> **Challenge**
Copy every line that contains the string "name" from the entries below.

Records excerpted from a collection:
+===+
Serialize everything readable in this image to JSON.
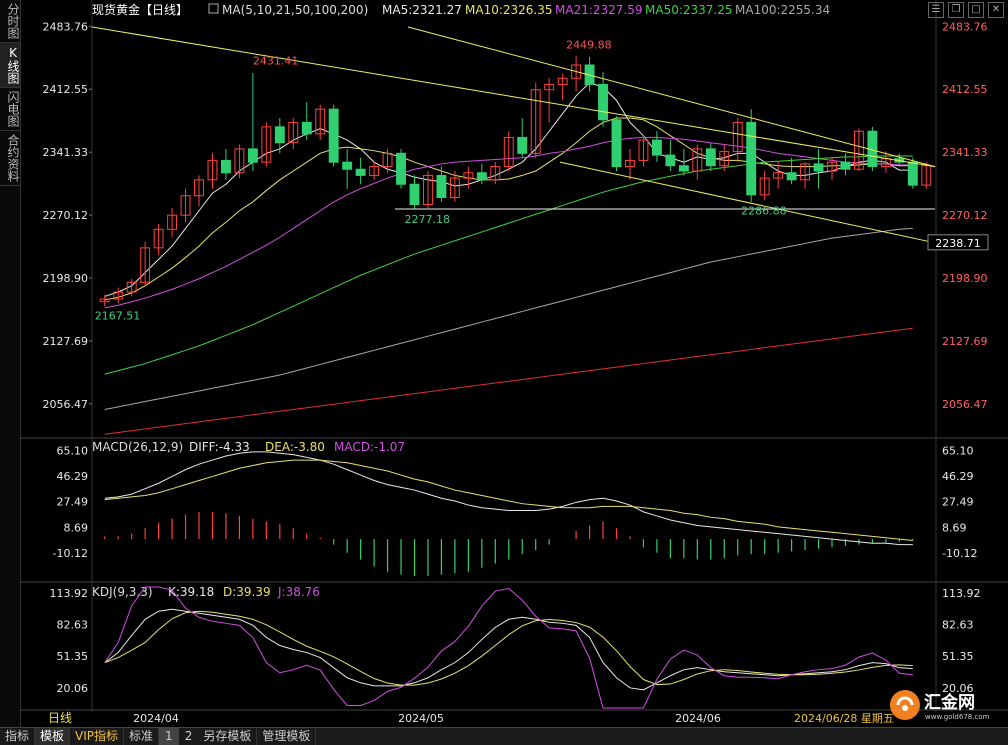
{
  "sidebar": {
    "tabs": [
      "分时图",
      "K线图",
      "闪电图",
      "合约资料"
    ],
    "active": 1
  },
  "header": {
    "title": "现货黄金【日线】",
    "lock_icon": "lock-icon"
  },
  "ma_legend": [
    {
      "label": "MA(5,10,21,50,100,200)",
      "color": "#dddddd"
    },
    {
      "label": "MA5:2321.27",
      "color": "#e8e8e8"
    },
    {
      "label": "MA10:2326.35",
      "color": "#e8e070"
    },
    {
      "label": "MA21:2327.59",
      "color": "#d050e0"
    },
    {
      "label": "MA50:2337.25",
      "color": "#40d040"
    },
    {
      "label": "MA100:2255.34",
      "color": "#a8a8a8"
    }
  ],
  "macd_legend": [
    {
      "label": "MACD(26,12,9)",
      "color": "#dddddd"
    },
    {
      "label": "DIFF:-4.33",
      "color": "#e8e8e8"
    },
    {
      "label": "DEA:-3.80",
      "color": "#e8e070"
    },
    {
      "label": "MACD:-1.07",
      "color": "#d050e0"
    }
  ],
  "kdj_legend": [
    {
      "label": "KDJ(9,3,3)",
      "color": "#dddddd"
    },
    {
      "label": "K:39.18",
      "color": "#e8e8e8"
    },
    {
      "label": "D:39.39",
      "color": "#e8e070"
    },
    {
      "label": "J:38.76",
      "color": "#d050e0"
    }
  ],
  "bottom_bar": {
    "period": "日线",
    "items": [
      "指标",
      "模板",
      "VIP指标",
      "标准",
      "1",
      "2",
      "另存模板",
      "管理模板"
    ]
  },
  "logo": {
    "name": "汇金网",
    "url": "www.gold678.com"
  },
  "chart_data": {
    "type": "candlestick",
    "price_ticks": [
      "2483.76",
      "2412.55",
      "2341.33",
      "2270.12",
      "2198.90",
      "2127.69",
      "2056.47"
    ],
    "price_range": [
      2020.0,
      2500.0
    ],
    "trendline_label": "2238.71",
    "x_labels": [
      "2024/04",
      "2024/05",
      "2024/06"
    ],
    "cursor_date": "2024/06/28 星期五",
    "annotations": [
      {
        "text": "2483.76",
        "color": "#dddddd"
      },
      {
        "text": "2431.41",
        "color": "#ff5050"
      },
      {
        "text": "2449.88",
        "color": "#ff5050"
      },
      {
        "text": "2167.51",
        "color": "#40d080"
      },
      {
        "text": "2277.18",
        "color": "#40d080"
      },
      {
        "text": "2286.88",
        "color": "#40d080"
      }
    ],
    "candles": [
      {
        "o": 2172,
        "h": 2180,
        "l": 2167,
        "c": 2175
      },
      {
        "o": 2175,
        "h": 2188,
        "l": 2170,
        "c": 2183
      },
      {
        "o": 2183,
        "h": 2198,
        "l": 2178,
        "c": 2194
      },
      {
        "o": 2194,
        "h": 2240,
        "l": 2190,
        "c": 2233
      },
      {
        "o": 2233,
        "h": 2260,
        "l": 2225,
        "c": 2254
      },
      {
        "o": 2254,
        "h": 2278,
        "l": 2245,
        "c": 2270
      },
      {
        "o": 2270,
        "h": 2300,
        "l": 2262,
        "c": 2292
      },
      {
        "o": 2292,
        "h": 2315,
        "l": 2280,
        "c": 2310
      },
      {
        "o": 2310,
        "h": 2340,
        "l": 2300,
        "c": 2332
      },
      {
        "o": 2332,
        "h": 2345,
        "l": 2310,
        "c": 2318
      },
      {
        "o": 2318,
        "h": 2350,
        "l": 2312,
        "c": 2345
      },
      {
        "o": 2345,
        "h": 2431,
        "l": 2320,
        "c": 2330
      },
      {
        "o": 2330,
        "h": 2375,
        "l": 2325,
        "c": 2370
      },
      {
        "o": 2370,
        "h": 2380,
        "l": 2340,
        "c": 2352
      },
      {
        "o": 2352,
        "h": 2380,
        "l": 2345,
        "c": 2375
      },
      {
        "o": 2375,
        "h": 2398,
        "l": 2355,
        "c": 2362
      },
      {
        "o": 2362,
        "h": 2395,
        "l": 2355,
        "c": 2390
      },
      {
        "o": 2390,
        "h": 2395,
        "l": 2325,
        "c": 2330
      },
      {
        "o": 2330,
        "h": 2345,
        "l": 2300,
        "c": 2322
      },
      {
        "o": 2322,
        "h": 2335,
        "l": 2305,
        "c": 2315
      },
      {
        "o": 2315,
        "h": 2330,
        "l": 2310,
        "c": 2325
      },
      {
        "o": 2325,
        "h": 2345,
        "l": 2318,
        "c": 2340
      },
      {
        "o": 2340,
        "h": 2345,
        "l": 2300,
        "c": 2305
      },
      {
        "o": 2305,
        "h": 2315,
        "l": 2277,
        "c": 2282
      },
      {
        "o": 2282,
        "h": 2320,
        "l": 2278,
        "c": 2315
      },
      {
        "o": 2315,
        "h": 2325,
        "l": 2285,
        "c": 2290
      },
      {
        "o": 2290,
        "h": 2320,
        "l": 2285,
        "c": 2312
      },
      {
        "o": 2312,
        "h": 2325,
        "l": 2300,
        "c": 2318
      },
      {
        "o": 2318,
        "h": 2328,
        "l": 2305,
        "c": 2310
      },
      {
        "o": 2310,
        "h": 2330,
        "l": 2305,
        "c": 2325
      },
      {
        "o": 2325,
        "h": 2365,
        "l": 2320,
        "c": 2358
      },
      {
        "o": 2358,
        "h": 2380,
        "l": 2335,
        "c": 2340
      },
      {
        "o": 2340,
        "h": 2420,
        "l": 2335,
        "c": 2412
      },
      {
        "o": 2412,
        "h": 2425,
        "l": 2375,
        "c": 2418
      },
      {
        "o": 2418,
        "h": 2430,
        "l": 2400,
        "c": 2425
      },
      {
        "o": 2425,
        "h": 2450,
        "l": 2410,
        "c": 2440
      },
      {
        "o": 2440,
        "h": 2449,
        "l": 2410,
        "c": 2418
      },
      {
        "o": 2418,
        "h": 2432,
        "l": 2370,
        "c": 2378
      },
      {
        "o": 2378,
        "h": 2382,
        "l": 2320,
        "c": 2325
      },
      {
        "o": 2325,
        "h": 2345,
        "l": 2310,
        "c": 2332
      },
      {
        "o": 2332,
        "h": 2360,
        "l": 2325,
        "c": 2355
      },
      {
        "o": 2355,
        "h": 2365,
        "l": 2330,
        "c": 2338
      },
      {
        "o": 2338,
        "h": 2355,
        "l": 2320,
        "c": 2326
      },
      {
        "o": 2326,
        "h": 2345,
        "l": 2315,
        "c": 2320
      },
      {
        "o": 2320,
        "h": 2350,
        "l": 2310,
        "c": 2345
      },
      {
        "o": 2345,
        "h": 2352,
        "l": 2320,
        "c": 2326
      },
      {
        "o": 2326,
        "h": 2350,
        "l": 2320,
        "c": 2342
      },
      {
        "o": 2342,
        "h": 2380,
        "l": 2330,
        "c": 2375
      },
      {
        "o": 2375,
        "h": 2390,
        "l": 2285,
        "c": 2293
      },
      {
        "o": 2293,
        "h": 2320,
        "l": 2287,
        "c": 2312
      },
      {
        "o": 2312,
        "h": 2330,
        "l": 2300,
        "c": 2318
      },
      {
        "o": 2318,
        "h": 2335,
        "l": 2305,
        "c": 2310
      },
      {
        "o": 2310,
        "h": 2330,
        "l": 2300,
        "c": 2328
      },
      {
        "o": 2328,
        "h": 2345,
        "l": 2300,
        "c": 2320
      },
      {
        "o": 2320,
        "h": 2335,
        "l": 2310,
        "c": 2330
      },
      {
        "o": 2330,
        "h": 2340,
        "l": 2315,
        "c": 2322
      },
      {
        "o": 2322,
        "h": 2368,
        "l": 2320,
        "c": 2365
      },
      {
        "o": 2365,
        "h": 2370,
        "l": 2320,
        "c": 2325
      },
      {
        "o": 2325,
        "h": 2342,
        "l": 2318,
        "c": 2334
      },
      {
        "o": 2334,
        "h": 2340,
        "l": 2325,
        "c": 2330
      },
      {
        "o": 2330,
        "h": 2335,
        "l": 2300,
        "c": 2304
      },
      {
        "o": 2304,
        "h": 2330,
        "l": 2300,
        "c": 2326
      }
    ],
    "ma_lines": [
      {
        "name": "MA5",
        "color": "#e8e8e8",
        "values": [
          2178,
          2183,
          2190,
          2205,
          2220,
          2235,
          2255,
          2275,
          2295,
          2305,
          2320,
          2330,
          2340,
          2345,
          2355,
          2362,
          2368,
          2362,
          2355,
          2345,
          2330,
          2322,
          2318,
          2313,
          2310,
          2308,
          2303,
          2305,
          2310,
          2315,
          2322,
          2330,
          2345,
          2365,
          2385,
          2405,
          2420,
          2415,
          2400,
          2375,
          2360,
          2340,
          2335,
          2330,
          2336,
          2333,
          2335,
          2340,
          2340,
          2330,
          2320,
          2315,
          2315,
          2318,
          2320,
          2325,
          2330,
          2332,
          2330,
          2321,
          2321
        ]
      },
      {
        "name": "MA10",
        "color": "#e8e070",
        "values": [
          2174,
          2177,
          2182,
          2190,
          2200,
          2210,
          2222,
          2235,
          2250,
          2262,
          2275,
          2285,
          2298,
          2310,
          2320,
          2330,
          2340,
          2345,
          2347,
          2345,
          2343,
          2340,
          2336,
          2330,
          2325,
          2320,
          2315,
          2312,
          2310,
          2310,
          2311,
          2315,
          2320,
          2330,
          2340,
          2352,
          2365,
          2375,
          2380,
          2380,
          2378,
          2370,
          2360,
          2350,
          2340,
          2335,
          2332,
          2332,
          2330,
          2328,
          2326,
          2325,
          2325,
          2325,
          2326,
          2326,
          2327,
          2328,
          2328,
          2326,
          2326
        ]
      },
      {
        "name": "MA21",
        "color": "#d050e0",
        "values": [
          2165,
          2168,
          2172,
          2176,
          2181,
          2186,
          2192,
          2198,
          2205,
          2212,
          2220,
          2228,
          2236,
          2245,
          2255,
          2265,
          2275,
          2285,
          2293,
          2300,
          2306,
          2312,
          2317,
          2322,
          2325,
          2328,
          2330,
          2331,
          2332,
          2333,
          2334,
          2335,
          2337,
          2340,
          2342,
          2345,
          2348,
          2352,
          2355,
          2357,
          2358,
          2358,
          2357,
          2356,
          2354,
          2352,
          2350,
          2348,
          2346,
          2343,
          2340,
          2338,
          2336,
          2334,
          2332,
          2330,
          2329,
          2328,
          2328,
          2327,
          2327
        ]
      },
      {
        "name": "MA50",
        "color": "#40d040",
        "values": [
          2090,
          2094,
          2098,
          2102,
          2107,
          2112,
          2117,
          2122,
          2128,
          2134,
          2140,
          2146,
          2153,
          2160,
          2167,
          2174,
          2181,
          2188,
          2195,
          2202,
          2208,
          2214,
          2220,
          2226,
          2231,
          2236,
          2241,
          2246,
          2251,
          2256,
          2261,
          2266,
          2271,
          2276,
          2281,
          2286,
          2291,
          2296,
          2300,
          2304,
          2308,
          2311,
          2314,
          2317,
          2320,
          2322,
          2324,
          2326,
          2328,
          2330,
          2331,
          2332,
          2333,
          2334,
          2335,
          2336,
          2336,
          2337,
          2337,
          2337,
          2337
        ]
      },
      {
        "name": "MA100",
        "color": "#a8a8a8",
        "values": [
          2050,
          2053,
          2056,
          2059,
          2062,
          2065,
          2068,
          2071,
          2074,
          2077,
          2080,
          2083,
          2086,
          2089,
          2093,
          2097,
          2101,
          2105,
          2109,
          2113,
          2117,
          2121,
          2125,
          2129,
          2133,
          2137,
          2141,
          2145,
          2149,
          2153,
          2157,
          2161,
          2165,
          2169,
          2173,
          2177,
          2181,
          2185,
          2189,
          2193,
          2197,
          2201,
          2205,
          2209,
          2213,
          2217,
          2220,
          2223,
          2226,
          2229,
          2232,
          2235,
          2238,
          2241,
          2244,
          2246,
          2248,
          2250,
          2252,
          2254,
          2255
        ]
      },
      {
        "name": "MA200",
        "color": "#e03030",
        "values": [
          2022,
          2024,
          2026,
          2028,
          2030,
          2032,
          2034,
          2036,
          2038,
          2040,
          2042,
          2044,
          2046,
          2048,
          2050,
          2052,
          2054,
          2056,
          2058,
          2060,
          2062,
          2064,
          2066,
          2068,
          2070,
          2072,
          2074,
          2076,
          2078,
          2080,
          2082,
          2084,
          2086,
          2088,
          2090,
          2092,
          2094,
          2096,
          2098,
          2100,
          2102,
          2104,
          2106,
          2108,
          2110,
          2112,
          2114,
          2116,
          2118,
          2120,
          2122,
          2124,
          2126,
          2128,
          2130,
          2132,
          2134,
          2136,
          2138,
          2140,
          2142
        ]
      }
    ],
    "macd": {
      "ticks": [
        "65.10",
        "46.29",
        "27.49",
        "8.69",
        "-10.12"
      ],
      "range": [
        -30,
        72
      ],
      "diff": [
        30,
        31,
        33,
        37,
        41,
        46,
        51,
        55,
        58,
        61,
        63,
        64,
        64,
        63,
        62,
        60,
        58,
        55,
        51,
        47,
        43,
        40,
        38,
        36,
        33,
        30,
        28,
        25,
        23,
        22,
        21,
        21,
        21,
        22,
        24,
        27,
        29,
        30,
        28,
        25,
        20,
        17,
        14,
        12,
        10,
        9,
        8,
        7,
        6,
        5,
        4,
        3,
        2,
        1,
        0,
        -1,
        -2,
        -3,
        -3,
        -4,
        -4
      ],
      "dea": [
        29,
        30,
        31,
        32,
        34,
        37,
        40,
        43,
        46,
        49,
        52,
        54,
        56,
        57,
        58,
        58,
        58,
        57,
        56,
        54,
        52,
        50,
        47,
        44,
        42,
        39,
        36,
        34,
        32,
        30,
        28,
        26,
        25,
        24,
        23,
        23,
        23,
        24,
        24,
        24,
        23,
        22,
        21,
        19,
        18,
        16,
        15,
        13,
        12,
        11,
        9,
        8,
        7,
        6,
        5,
        4,
        3,
        2,
        1,
        0,
        -1
      ],
      "hist": [
        2,
        2,
        4,
        8,
        12,
        15,
        18,
        20,
        20,
        19,
        17,
        15,
        13,
        11,
        8,
        4,
        1,
        -4,
        -10,
        -15,
        -20,
        -24,
        -26,
        -27,
        -27,
        -26,
        -25,
        -24,
        -21,
        -18,
        -15,
        -11,
        -8,
        -4,
        0,
        6,
        10,
        13,
        8,
        2,
        -6,
        -10,
        -14,
        -14,
        -15,
        -15,
        -14,
        -12,
        -11,
        -11,
        -10,
        -9,
        -8,
        -7,
        -6,
        -5,
        -4,
        -3,
        -3,
        -2,
        -1
      ]
    },
    "kdj": {
      "ticks": [
        "113.92",
        "82.63",
        "51.35",
        "20.06"
      ],
      "range": [
        0,
        122
      ],
      "k": [
        45,
        55,
        72,
        88,
        96,
        98,
        96,
        94,
        92,
        90,
        88,
        82,
        70,
        62,
        58,
        55,
        50,
        40,
        30,
        25,
        22,
        22,
        22,
        25,
        30,
        38,
        45,
        55,
        68,
        80,
        88,
        90,
        88,
        85,
        84,
        82,
        70,
        45,
        30,
        20,
        18,
        25,
        32,
        38,
        40,
        38,
        36,
        35,
        34,
        33,
        32,
        33,
        34,
        35,
        36,
        38,
        42,
        45,
        44,
        40,
        39
      ]
    }
  }
}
+===+
> **Reply to the exercise**
    "name": "汇金网",
        "name": "MA5",
        "name": "MA10",
        "name": "MA21",
        "name": "MA50",
        "name": "MA100",
        "name": "MA200",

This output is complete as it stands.